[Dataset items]
•••

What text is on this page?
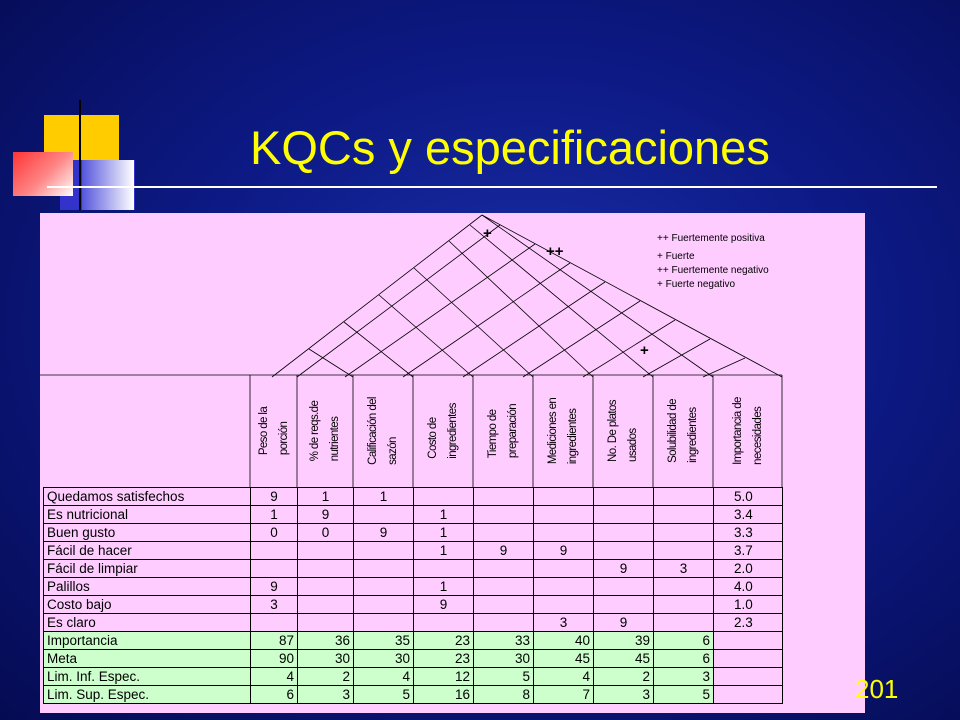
KQCs y especificaciones
+
++
+
++ Fuertemente positiva
+ Fuerte
++ Fuertemente negativo
+ Fuerte negativo
Peso de la porción	% de reqs.de nutrientes	Calificación del sazón	Costo de ingredientes	Tiempo de preparación	Mediciones en ingredientes	No. De platos usados	Solubilidad de ingredientes	Importancia de necesidades
Quedamos satisfechos	9	1	1						5.0
Es nutricional	1	9		1					3.4
Buen gusto	0	0	9	1					3.3
Fácil de hacer				1	9	9			3.7
Fácil de limpiar							9	3	2.0
Palillos	9			1					4.0
Costo bajo	3			9					1.0
Es claro						3	9		2.3
Importancia	87	36	35	23	33	40	39	6	
Meta	90	30	30	23	30	45	45	6	
Lim. Inf. Espec.	4	2	4	12	5	4	2	3	
Lim. Sup. Espec.	6	3	5	16	8	7	3	5		201
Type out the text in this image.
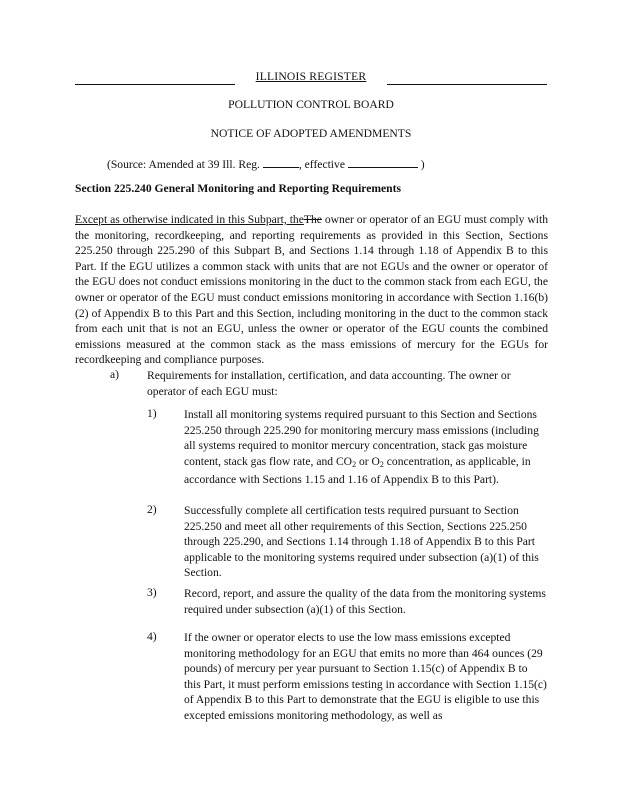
ILLINOIS REGISTER
POLLUTION CONTROL BOARD
NOTICE OF ADOPTED AMENDMENTS
(Source: Amended at 39 Ill. Reg.	, effective	)
Section 225.240 General Monitoring and Reporting Requirements
Except as otherwise indicated in this Subpart, theThe owner or operator of an EGU must comply with the monitoring, recordkeeping, and reporting requirements as provided in this Section, Sections 225.250 through 225.290 of this Subpart B, and Sections 1.14 through 1.18 of Appendix B to this Part. If the EGU utilizes a common stack with units that are not EGUs and the owner or operator of the EGU does not conduct emissions monitoring in the duct to the common stack from each EGU, the owner or operator of the EGU must conduct emissions monitoring in accordance with Section 1.16(b)(2) of Appendix B to this Part and this Section, including monitoring in the duct to the common stack from each unit that is not an EGU, unless the owner or operator of the EGU counts the combined emissions measured at the common stack as the mass emissions of mercury for the EGUs for recordkeeping and compliance purposes.
a) Requirements for installation, certification, and data accounting. The owner or operator of each EGU must:
1) Install all monitoring systems required pursuant to this Section and Sections 225.250 through 225.290 for monitoring mercury mass emissions (including all systems required to monitor mercury concentration, stack gas moisture content, stack gas flow rate, and $CO_2$ or $O_2$ concentration, as applicable, in accordance with Sections 1.15 and 1.16 of Appendix B to this Part).
2) Successfully complete all certification tests required pursuant to Section 225.250 and meet all other requirements of this Section, Sections 225.250 through 225.290, and Sections 1.14 through 1.18 of Appendix B to this Part applicable to the monitoring systems required under subsection (a)(1) of this Section.
3) Record, report, and assure the quality of the data from the monitoring systems required under subsection (a)(1) of this Section.
4) If the owner or operator elects to use the low mass emissions excepted monitoring methodology for an EGU that emits no more than 464 ounces (29 pounds) of mercury per year pursuant to Section 1.15(c) of Appendix B to this Part, it must perform emissions testing in accordance with Section 1.15(c) of Appendix B to this Part to demonstrate that the EGU is eligible to use this excepted emissions monitoring methodology, as well as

•••

[PROBLEM TO SOLVE]
Write the entries above out again exactly, but not the pictures.

[RESULT OF THE EXERCISE]
What text is on this page?
KQCs y especificaciones
+
++
+
++ Fuertemente positiva
+ Fuerte
++ Fuertemente negativo
+ Fuerte negativo
Peso de la porción	% de reqs.de nutrientes	Calificación del sazón	Costo de ingredientes	Tiempo de preparación	Mediciones en ingredientes	No. De platos usados	Solubilidad de ingredientes	Importancia de necesidades
Quedamos satisfechos	9	1	1						5.0
Es nutricional	1	9		1					3.4
Buen gusto	0	0	9	1					3.3
Fácil de hacer				1	9	9			3.7
Fácil de limpiar							9	3	2.0
Palillos	9			1					4.0
Costo bajo	3			9					1.0
Es claro						3	9		2.3
Importancia	87	36	35	23	33	40	39	6	
Meta	90	30	30	23	30	45	45	6	
Lim. Inf. Espec.	4	2	4	12	5	4	2	3	
Lim. Sup. Espec.	6	3	5	16	8	7	3	5		201
Type out the text in this image.
ILLINOIS REGISTER
POLLUTION CONTROL BOARD
NOTICE OF ADOPTED AMENDMENTS
(Source: Amended at 39 Ill. Reg.	, effective	)
Section 225.240 General Monitoring and Reporting Requirements
Except as otherwise indicated in this Subpart, theThe owner or operator of an EGU must comply with the monitoring, recordkeeping, and reporting requirements as provided in this Section, Sections 225.250 through 225.290 of this Subpart B, and Sections 1.14 through 1.18 of Appendix B to this Part. If the EGU utilizes a common stack with units that are not EGUs and the owner or operator of the EGU does not conduct emissions monitoring in the duct to the common stack from each EGU, the owner or operator of the EGU must conduct emissions monitoring in accordance with Section 1.16(b)(2) of Appendix B to this Part and this Section, including monitoring in the duct to the common stack from each unit that is not an EGU, unless the owner or operator of the EGU counts the combined emissions measured at the common stack as the mass emissions of mercury for the EGUs for recordkeeping and compliance purposes.
a) Requirements for installation, certification, and data accounting. The owner or operator of each EGU must:
1) Install all monitoring systems required pursuant to this Section and Sections 225.250 through 225.290 for monitoring mercury mass emissions (including all systems required to monitor mercury concentration, stack gas moisture content, stack gas flow rate, and $CO_2$ or $O_2$ concentration, as applicable, in accordance with Sections 1.15 and 1.16 of Appendix B to this Part).
2) Successfully complete all certification tests required pursuant to Section 225.250 and meet all other requirements of this Section, Sections 225.250 through 225.290, and Sections 1.14 through 1.18 of Appendix B to this Part applicable to the monitoring systems required under subsection (a)(1) of this Section.
3) Record, report, and assure the quality of the data from the monitoring systems required under subsection (a)(1) of this Section.
4) If the owner or operator elects to use the low mass emissions excepted monitoring methodology for an EGU that emits no more than 464 ounces (29 pounds) of mercury per year pursuant to Section 1.15(c) of Appendix B to this Part, it must perform emissions testing in accordance with Section 1.15(c) of Appendix B to this Part to demonstrate that the EGU is eligible to use this excepted emissions monitoring methodology, as well as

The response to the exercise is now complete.